A/D conversion design

　　In data acquisition, it is often necessary to convert analog signals into digital signals that can be recognized by the processor so that the data acquisition instrument can process and transmit the signals. This requires the use of A/D conversion circuits. From the perspective of conversion principle, A/D converters mainly include parallel comparison type, successive approximation type and dual integral type. The parallel comparison type has a fast conversion speed, which can reach tens of nanoseconds, but it is expensive and is generally not used unless necessary; the dual integral type A/D converter has a longer conversion time, generally reaching 40ms~50ms; the successive approximation type has a higher conversion speed, which can reach several microseconds, and the price is moderate. This design uses the AD7689 chip produced by ADI to perform A/D conversion on the filtered voltage signal. AD7689 is an 8-channel, 16-bit resolution, no missing code, charge redistribution successive approximation analog-to-digital converter (ADC) powered by a single power supply. AD7689 uses a simple SPI interface to write configuration registers and output conversion results.

_ENTRIES PROVIDED_

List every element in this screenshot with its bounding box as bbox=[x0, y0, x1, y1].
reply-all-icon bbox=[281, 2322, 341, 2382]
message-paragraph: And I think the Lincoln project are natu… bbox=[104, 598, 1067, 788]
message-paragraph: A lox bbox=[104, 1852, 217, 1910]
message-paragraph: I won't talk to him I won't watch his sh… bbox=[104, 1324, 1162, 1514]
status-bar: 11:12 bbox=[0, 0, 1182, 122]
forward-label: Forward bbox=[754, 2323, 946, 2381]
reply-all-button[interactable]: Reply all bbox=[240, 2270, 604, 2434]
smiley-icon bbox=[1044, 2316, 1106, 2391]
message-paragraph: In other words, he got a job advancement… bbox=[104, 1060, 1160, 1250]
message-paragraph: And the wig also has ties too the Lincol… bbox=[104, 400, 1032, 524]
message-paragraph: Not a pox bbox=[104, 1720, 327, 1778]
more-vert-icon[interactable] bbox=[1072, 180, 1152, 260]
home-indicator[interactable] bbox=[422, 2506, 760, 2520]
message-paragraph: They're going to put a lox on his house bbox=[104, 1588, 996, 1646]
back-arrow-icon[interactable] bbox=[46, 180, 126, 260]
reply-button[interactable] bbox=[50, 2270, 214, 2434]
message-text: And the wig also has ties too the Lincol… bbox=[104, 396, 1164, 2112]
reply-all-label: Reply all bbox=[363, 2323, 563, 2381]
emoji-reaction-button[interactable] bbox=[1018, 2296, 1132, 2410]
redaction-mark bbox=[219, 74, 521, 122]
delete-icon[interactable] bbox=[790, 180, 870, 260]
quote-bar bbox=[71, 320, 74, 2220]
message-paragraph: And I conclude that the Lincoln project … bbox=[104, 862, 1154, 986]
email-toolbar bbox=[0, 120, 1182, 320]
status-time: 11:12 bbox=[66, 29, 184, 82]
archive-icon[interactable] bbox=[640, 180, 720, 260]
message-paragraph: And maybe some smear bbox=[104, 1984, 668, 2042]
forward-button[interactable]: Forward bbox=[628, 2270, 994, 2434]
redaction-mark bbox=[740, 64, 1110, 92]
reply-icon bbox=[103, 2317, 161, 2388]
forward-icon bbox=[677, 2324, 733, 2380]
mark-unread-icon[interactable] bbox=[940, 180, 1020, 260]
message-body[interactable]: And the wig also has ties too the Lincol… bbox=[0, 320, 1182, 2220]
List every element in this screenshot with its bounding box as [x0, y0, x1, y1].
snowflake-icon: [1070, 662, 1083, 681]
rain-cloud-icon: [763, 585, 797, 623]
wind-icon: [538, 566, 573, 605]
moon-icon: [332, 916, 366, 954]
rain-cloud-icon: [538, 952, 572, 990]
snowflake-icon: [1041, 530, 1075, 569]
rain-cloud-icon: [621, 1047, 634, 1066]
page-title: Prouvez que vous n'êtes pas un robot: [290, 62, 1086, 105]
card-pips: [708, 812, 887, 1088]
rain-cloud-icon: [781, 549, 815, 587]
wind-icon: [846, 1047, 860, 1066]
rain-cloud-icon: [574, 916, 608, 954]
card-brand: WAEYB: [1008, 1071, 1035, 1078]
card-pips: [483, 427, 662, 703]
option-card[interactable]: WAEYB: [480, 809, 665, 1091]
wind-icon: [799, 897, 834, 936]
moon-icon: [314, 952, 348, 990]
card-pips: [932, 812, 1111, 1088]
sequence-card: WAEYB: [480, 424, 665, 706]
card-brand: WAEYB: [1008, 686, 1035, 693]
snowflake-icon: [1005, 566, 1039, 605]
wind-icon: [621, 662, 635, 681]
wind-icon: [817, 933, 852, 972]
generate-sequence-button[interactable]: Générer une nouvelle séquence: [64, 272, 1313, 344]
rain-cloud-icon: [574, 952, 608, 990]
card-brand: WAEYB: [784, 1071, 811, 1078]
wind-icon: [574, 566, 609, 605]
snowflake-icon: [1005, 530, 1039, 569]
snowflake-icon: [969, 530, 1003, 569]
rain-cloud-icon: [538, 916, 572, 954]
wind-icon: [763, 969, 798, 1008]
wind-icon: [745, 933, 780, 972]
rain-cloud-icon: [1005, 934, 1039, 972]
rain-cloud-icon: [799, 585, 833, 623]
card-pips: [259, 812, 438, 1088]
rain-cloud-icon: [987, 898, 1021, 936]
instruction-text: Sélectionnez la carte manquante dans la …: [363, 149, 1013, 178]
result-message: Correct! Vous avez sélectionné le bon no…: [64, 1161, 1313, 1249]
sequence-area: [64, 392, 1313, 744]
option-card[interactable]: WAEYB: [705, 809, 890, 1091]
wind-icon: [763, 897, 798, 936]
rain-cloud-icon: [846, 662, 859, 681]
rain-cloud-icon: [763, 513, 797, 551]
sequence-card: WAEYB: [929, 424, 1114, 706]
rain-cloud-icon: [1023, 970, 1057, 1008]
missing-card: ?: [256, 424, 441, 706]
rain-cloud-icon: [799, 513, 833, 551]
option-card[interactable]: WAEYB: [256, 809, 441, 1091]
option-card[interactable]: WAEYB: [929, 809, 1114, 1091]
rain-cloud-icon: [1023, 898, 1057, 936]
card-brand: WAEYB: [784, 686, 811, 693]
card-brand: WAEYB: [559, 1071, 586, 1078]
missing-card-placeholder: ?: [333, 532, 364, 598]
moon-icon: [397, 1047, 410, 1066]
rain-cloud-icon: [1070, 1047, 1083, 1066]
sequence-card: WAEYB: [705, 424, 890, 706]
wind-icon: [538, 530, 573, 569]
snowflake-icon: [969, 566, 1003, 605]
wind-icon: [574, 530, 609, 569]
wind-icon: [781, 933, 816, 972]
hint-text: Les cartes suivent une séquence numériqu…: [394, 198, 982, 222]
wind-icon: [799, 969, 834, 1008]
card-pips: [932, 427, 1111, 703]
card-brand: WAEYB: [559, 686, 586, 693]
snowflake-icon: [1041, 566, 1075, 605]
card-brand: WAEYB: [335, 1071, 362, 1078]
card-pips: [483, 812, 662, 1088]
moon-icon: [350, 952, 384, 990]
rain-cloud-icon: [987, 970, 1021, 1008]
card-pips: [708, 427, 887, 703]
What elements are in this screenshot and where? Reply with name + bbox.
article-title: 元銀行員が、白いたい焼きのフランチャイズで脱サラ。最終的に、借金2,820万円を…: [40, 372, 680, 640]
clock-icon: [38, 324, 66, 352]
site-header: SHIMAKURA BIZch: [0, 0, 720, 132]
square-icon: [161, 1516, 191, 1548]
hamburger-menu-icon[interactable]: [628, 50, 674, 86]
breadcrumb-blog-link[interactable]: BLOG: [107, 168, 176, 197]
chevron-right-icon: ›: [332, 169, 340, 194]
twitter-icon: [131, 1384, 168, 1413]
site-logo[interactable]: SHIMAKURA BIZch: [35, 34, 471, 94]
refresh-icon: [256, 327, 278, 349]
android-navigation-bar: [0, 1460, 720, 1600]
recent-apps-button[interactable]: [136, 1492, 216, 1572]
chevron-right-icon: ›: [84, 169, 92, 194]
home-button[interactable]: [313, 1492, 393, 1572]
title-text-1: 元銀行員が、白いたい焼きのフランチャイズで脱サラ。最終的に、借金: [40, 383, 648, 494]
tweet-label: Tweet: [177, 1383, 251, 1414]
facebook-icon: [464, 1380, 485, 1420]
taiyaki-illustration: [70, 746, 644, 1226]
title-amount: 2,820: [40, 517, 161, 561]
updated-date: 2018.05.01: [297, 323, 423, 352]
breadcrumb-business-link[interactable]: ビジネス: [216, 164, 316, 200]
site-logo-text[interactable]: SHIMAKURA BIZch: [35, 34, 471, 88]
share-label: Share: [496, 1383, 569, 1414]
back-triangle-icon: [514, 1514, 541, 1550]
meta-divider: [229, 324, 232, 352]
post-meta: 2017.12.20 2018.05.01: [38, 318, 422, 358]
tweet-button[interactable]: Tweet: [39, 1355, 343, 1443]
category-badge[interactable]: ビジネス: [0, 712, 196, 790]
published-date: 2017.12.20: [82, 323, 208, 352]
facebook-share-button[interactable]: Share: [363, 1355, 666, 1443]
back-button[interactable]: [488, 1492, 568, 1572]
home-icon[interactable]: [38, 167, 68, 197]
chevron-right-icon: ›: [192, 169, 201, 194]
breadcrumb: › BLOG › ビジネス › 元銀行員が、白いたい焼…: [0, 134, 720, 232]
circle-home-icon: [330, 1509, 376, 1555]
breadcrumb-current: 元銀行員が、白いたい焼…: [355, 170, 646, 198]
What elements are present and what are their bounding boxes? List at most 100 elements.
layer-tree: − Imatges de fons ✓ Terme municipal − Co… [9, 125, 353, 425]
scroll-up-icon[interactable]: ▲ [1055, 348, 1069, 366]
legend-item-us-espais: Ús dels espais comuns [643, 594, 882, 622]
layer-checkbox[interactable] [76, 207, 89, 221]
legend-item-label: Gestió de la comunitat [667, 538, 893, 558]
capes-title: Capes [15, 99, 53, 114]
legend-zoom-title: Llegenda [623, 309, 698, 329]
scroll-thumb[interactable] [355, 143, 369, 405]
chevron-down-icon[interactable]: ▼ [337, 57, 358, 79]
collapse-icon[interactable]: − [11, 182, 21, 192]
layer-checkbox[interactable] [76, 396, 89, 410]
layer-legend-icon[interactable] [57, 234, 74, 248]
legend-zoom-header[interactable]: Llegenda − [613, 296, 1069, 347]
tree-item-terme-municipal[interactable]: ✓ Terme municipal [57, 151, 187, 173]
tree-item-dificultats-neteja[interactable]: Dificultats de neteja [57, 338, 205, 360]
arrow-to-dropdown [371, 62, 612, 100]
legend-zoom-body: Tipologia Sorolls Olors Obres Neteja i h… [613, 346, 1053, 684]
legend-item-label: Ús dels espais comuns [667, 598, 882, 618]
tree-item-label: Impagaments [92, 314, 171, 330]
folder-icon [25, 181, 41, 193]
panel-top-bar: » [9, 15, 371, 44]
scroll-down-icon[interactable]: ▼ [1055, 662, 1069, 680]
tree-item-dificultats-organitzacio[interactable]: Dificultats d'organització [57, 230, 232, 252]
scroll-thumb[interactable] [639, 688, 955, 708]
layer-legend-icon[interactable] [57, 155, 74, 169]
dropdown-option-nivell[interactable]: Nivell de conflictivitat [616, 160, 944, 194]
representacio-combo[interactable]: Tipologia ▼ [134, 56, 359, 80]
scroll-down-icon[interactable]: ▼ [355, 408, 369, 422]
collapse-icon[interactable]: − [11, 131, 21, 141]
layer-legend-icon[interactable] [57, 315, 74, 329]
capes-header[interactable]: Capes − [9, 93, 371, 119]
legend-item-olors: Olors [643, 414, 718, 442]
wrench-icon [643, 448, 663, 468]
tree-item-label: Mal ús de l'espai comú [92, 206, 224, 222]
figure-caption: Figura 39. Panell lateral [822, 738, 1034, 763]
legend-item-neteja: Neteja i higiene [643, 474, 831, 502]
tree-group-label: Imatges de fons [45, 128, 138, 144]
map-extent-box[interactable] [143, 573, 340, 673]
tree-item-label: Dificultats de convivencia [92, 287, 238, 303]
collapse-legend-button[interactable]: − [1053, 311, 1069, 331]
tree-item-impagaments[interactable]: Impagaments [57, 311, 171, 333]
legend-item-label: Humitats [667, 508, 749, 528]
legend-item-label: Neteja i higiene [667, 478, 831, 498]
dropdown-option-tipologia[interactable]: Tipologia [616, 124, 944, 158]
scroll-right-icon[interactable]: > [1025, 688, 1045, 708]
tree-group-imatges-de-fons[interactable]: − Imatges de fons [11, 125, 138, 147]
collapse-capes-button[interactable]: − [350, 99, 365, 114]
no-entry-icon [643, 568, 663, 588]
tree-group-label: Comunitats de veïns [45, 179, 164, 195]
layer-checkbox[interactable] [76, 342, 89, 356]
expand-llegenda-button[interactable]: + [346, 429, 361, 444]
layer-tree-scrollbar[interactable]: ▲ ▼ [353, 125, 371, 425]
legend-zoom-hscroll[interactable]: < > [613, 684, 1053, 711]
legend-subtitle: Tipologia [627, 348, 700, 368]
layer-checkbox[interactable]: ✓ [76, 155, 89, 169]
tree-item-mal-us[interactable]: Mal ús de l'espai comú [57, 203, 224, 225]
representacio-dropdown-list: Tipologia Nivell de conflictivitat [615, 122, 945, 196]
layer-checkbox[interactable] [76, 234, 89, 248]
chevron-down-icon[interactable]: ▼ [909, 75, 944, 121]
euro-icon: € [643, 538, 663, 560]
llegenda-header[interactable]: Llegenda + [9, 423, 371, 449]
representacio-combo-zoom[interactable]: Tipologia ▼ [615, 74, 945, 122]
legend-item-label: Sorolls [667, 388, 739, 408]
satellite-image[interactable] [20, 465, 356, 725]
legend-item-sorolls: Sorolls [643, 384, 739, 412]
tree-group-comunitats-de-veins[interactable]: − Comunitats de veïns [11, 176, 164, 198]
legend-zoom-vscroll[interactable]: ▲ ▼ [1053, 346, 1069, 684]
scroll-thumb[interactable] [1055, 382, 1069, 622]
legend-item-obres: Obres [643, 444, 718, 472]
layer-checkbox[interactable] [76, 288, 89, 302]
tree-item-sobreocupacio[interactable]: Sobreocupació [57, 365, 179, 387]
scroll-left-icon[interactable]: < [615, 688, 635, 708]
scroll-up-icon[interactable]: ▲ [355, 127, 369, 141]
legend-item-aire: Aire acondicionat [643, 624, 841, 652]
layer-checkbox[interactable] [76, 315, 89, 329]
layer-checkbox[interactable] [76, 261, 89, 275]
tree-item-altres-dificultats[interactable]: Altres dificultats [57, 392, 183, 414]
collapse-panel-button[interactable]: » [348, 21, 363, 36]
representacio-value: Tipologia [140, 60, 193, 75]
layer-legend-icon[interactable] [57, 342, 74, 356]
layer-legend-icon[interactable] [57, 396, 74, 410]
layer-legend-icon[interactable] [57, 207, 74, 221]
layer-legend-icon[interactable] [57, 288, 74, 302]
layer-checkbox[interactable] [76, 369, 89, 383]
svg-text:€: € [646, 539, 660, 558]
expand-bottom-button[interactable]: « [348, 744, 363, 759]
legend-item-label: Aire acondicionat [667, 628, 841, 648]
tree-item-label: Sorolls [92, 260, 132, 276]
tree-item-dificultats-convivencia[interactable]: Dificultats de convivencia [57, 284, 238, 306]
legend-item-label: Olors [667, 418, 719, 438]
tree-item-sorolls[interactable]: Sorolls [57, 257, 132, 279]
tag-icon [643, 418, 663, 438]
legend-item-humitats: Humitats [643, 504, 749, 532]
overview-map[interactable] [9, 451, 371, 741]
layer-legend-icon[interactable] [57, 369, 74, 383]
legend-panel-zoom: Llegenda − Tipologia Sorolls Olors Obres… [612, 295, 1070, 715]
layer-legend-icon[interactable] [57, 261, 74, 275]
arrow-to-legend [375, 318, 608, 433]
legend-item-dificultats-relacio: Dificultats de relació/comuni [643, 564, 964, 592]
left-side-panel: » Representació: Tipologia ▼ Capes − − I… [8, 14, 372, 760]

_WHAT IS ASKED_
- a) According to the A/D conversion text, which chip does the design use, and who produces it?
- b) Rewrite the rows, starting with the first one and going on through the line that contains "reply-button[interactable] bbox=[50, 2270, 214, 2434]". Replace "message-paragraph" with "text-paragraph" and leave everything else unchanged.

_SOLUTIONS IN ORDER_
- a) The design uses the AD7689 chip, which is produced by ADI.

- b)
List every element in this screenshot with its bounding box as bbox=[x0, y0, x1, y1].
reply-all-icon bbox=[281, 2322, 341, 2382]
text-paragraph: And I think the Lincoln project are natu… bbox=[104, 598, 1067, 788]
text-paragraph: A lox bbox=[104, 1852, 217, 1910]
text-paragraph: I won't talk to him I won't watch his sh… bbox=[104, 1324, 1162, 1514]
status-bar: 11:12 bbox=[0, 0, 1182, 122]
forward-label: Forward bbox=[754, 2323, 946, 2381]
reply-all-button[interactable]: Reply all bbox=[240, 2270, 604, 2434]
smiley-icon bbox=[1044, 2316, 1106, 2391]
text-paragraph: In other words, he got a job advancement… bbox=[104, 1060, 1160, 1250]
text-paragraph: And the wig also has ties too the Lincol… bbox=[104, 400, 1032, 524]
text-paragraph: Not a pox bbox=[104, 1720, 327, 1778]
more-vert-icon[interactable] bbox=[1072, 180, 1152, 260]
home-indicator[interactable] bbox=[422, 2506, 760, 2520]
text-paragraph: They're going to put a lox on his house bbox=[104, 1588, 996, 1646]
back-arrow-icon[interactable] bbox=[46, 180, 126, 260]
reply-button[interactable] bbox=[50, 2270, 214, 2434]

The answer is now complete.